* **SUPPLIED ENTRIES**:
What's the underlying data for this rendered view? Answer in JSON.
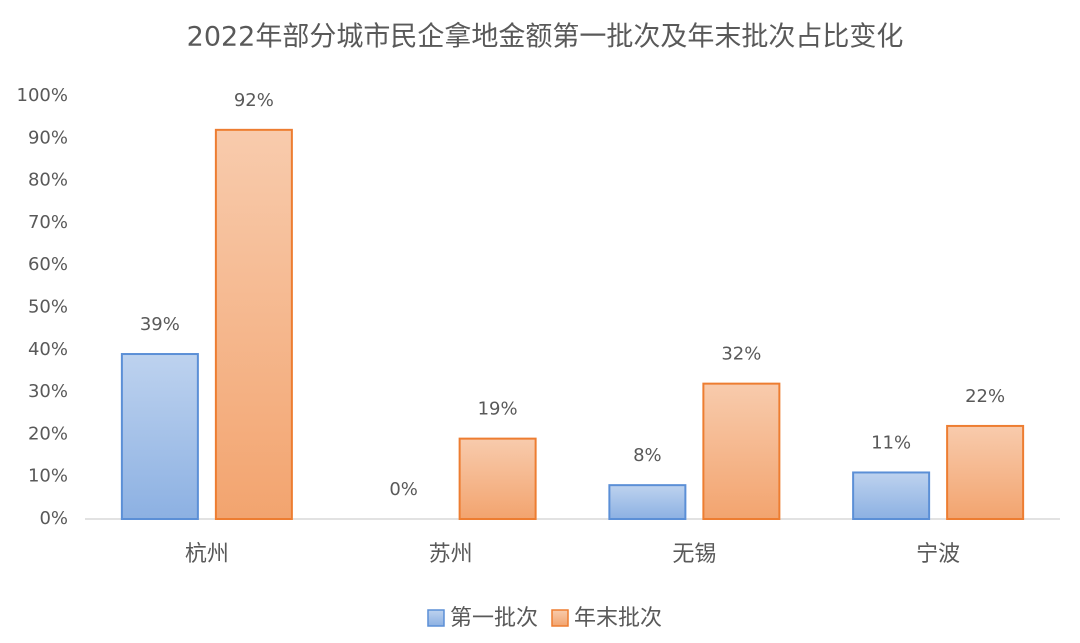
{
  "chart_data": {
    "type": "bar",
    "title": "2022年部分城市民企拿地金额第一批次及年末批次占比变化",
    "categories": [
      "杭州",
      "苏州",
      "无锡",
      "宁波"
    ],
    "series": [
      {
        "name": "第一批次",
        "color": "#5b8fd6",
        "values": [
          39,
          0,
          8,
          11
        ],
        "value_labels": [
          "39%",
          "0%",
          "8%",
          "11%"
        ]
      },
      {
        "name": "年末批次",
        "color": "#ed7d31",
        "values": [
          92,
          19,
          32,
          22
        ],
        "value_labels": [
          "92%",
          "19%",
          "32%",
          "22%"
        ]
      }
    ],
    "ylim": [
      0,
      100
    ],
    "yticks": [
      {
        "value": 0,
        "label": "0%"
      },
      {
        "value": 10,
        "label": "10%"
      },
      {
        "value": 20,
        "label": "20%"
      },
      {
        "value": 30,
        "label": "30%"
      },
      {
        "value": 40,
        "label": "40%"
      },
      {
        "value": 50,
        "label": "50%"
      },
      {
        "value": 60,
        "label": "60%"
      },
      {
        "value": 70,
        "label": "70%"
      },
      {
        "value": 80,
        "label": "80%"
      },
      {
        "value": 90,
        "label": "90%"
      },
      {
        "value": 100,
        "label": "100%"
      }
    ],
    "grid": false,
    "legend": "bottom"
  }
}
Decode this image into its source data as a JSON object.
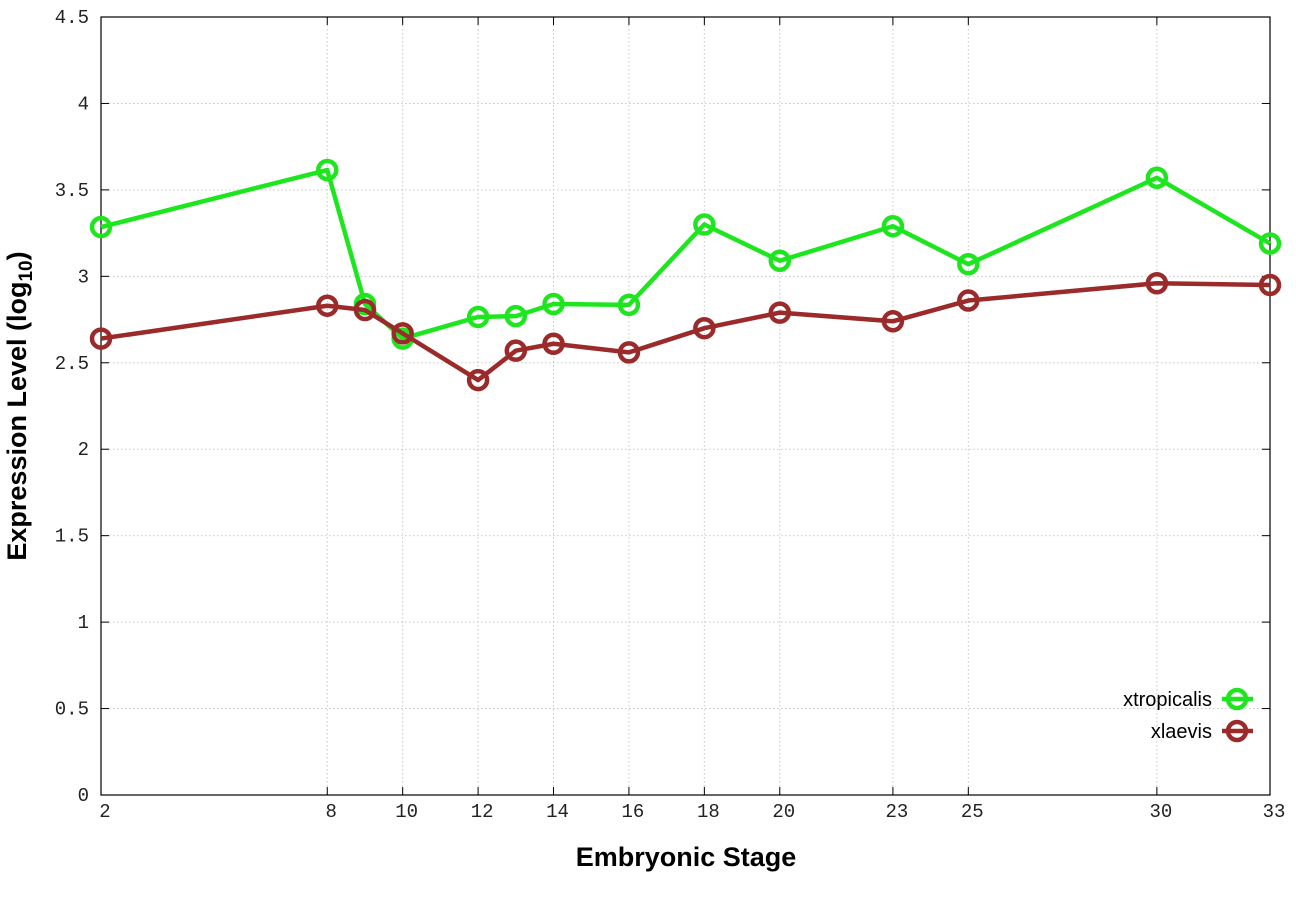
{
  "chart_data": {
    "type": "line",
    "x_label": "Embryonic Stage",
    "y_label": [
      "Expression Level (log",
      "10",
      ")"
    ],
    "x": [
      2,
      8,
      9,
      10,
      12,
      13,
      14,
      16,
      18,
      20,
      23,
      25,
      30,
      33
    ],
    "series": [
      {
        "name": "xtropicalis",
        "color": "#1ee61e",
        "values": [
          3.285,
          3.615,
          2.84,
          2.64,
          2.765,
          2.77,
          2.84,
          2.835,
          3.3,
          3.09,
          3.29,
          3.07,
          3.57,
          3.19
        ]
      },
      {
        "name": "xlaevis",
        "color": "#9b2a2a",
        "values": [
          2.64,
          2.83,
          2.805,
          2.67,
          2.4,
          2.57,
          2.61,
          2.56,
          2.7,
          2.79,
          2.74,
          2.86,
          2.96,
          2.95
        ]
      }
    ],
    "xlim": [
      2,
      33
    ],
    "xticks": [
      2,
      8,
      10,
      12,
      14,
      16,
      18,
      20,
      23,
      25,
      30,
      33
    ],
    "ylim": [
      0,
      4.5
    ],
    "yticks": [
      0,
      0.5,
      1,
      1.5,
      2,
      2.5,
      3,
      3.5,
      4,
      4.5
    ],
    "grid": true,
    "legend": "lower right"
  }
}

* **SET EXERCISE**:
Every entry above is to be set down exactly; the pictures are to be left out.

* **THE REPLY**:
What's the underlying data for this rendered view? Answer in JSON.
{
  "chart_data": {
    "type": "bar",
    "title": "2022年部分城市民企拿地金额第一批次及年末批次占比变化",
    "categories": [
      "杭州",
      "苏州",
      "无锡",
      "宁波"
    ],
    "series": [
      {
        "name": "第一批次",
        "color": "#5b8fd6",
        "values": [
          39,
          0,
          8,
          11
        ],
        "value_labels": [
          "39%",
          "0%",
          "8%",
          "11%"
        ]
      },
      {
        "name": "年末批次",
        "color": "#ed7d31",
        "values": [
          92,
          19,
          32,
          22
        ],
        "value_labels": [
          "92%",
          "19%",
          "32%",
          "22%"
        ]
      }
    ],
    "ylim": [
      0,
      100
    ],
    "yticks": [
      {
        "value": 0,
        "label": "0%"
      },
      {
        "value": 10,
        "label": "10%"
      },
      {
        "value": 20,
        "label": "20%"
      },
      {
        "value": 30,
        "label": "30%"
      },
      {
        "value": 40,
        "label": "40%"
      },
      {
        "value": 50,
        "label": "50%"
      },
      {
        "value": 60,
        "label": "60%"
      },
      {
        "value": 70,
        "label": "70%"
      },
      {
        "value": 80,
        "label": "80%"
      },
      {
        "value": 90,
        "label": "90%"
      },
      {
        "value": 100,
        "label": "100%"
      }
    ],
    "grid": false,
    "legend": "bottom"
  }
}
Decode this image into its source data as a JSON object.
{
  "chart_data": {
    "type": "line",
    "x_label": "Embryonic Stage",
    "y_label": [
      "Expression Level (log",
      "10",
      ")"
    ],
    "x": [
      2,
      8,
      9,
      10,
      12,
      13,
      14,
      16,
      18,
      20,
      23,
      25,
      30,
      33
    ],
    "series": [
      {
        "name": "xtropicalis",
        "color": "#1ee61e",
        "values": [
          3.285,
          3.615,
          2.84,
          2.64,
          2.765,
          2.77,
          2.84,
          2.835,
          3.3,
          3.09,
          3.29,
          3.07,
          3.57,
          3.19
        ]
      },
      {
        "name": "xlaevis",
        "color": "#9b2a2a",
        "values": [
          2.64,
          2.83,
          2.805,
          2.67,
          2.4,
          2.57,
          2.61,
          2.56,
          2.7,
          2.79,
          2.74,
          2.86,
          2.96,
          2.95
        ]
      }
    ],
    "xlim": [
      2,
      33
    ],
    "xticks": [
      2,
      8,
      10,
      12,
      14,
      16,
      18,
      20,
      23,
      25,
      30,
      33
    ],
    "ylim": [
      0,
      4.5
    ],
    "yticks": [
      0,
      0.5,
      1,
      1.5,
      2,
      2.5,
      3,
      3.5,
      4,
      4.5
    ],
    "grid": true,
    "legend": "lower right"
  }
}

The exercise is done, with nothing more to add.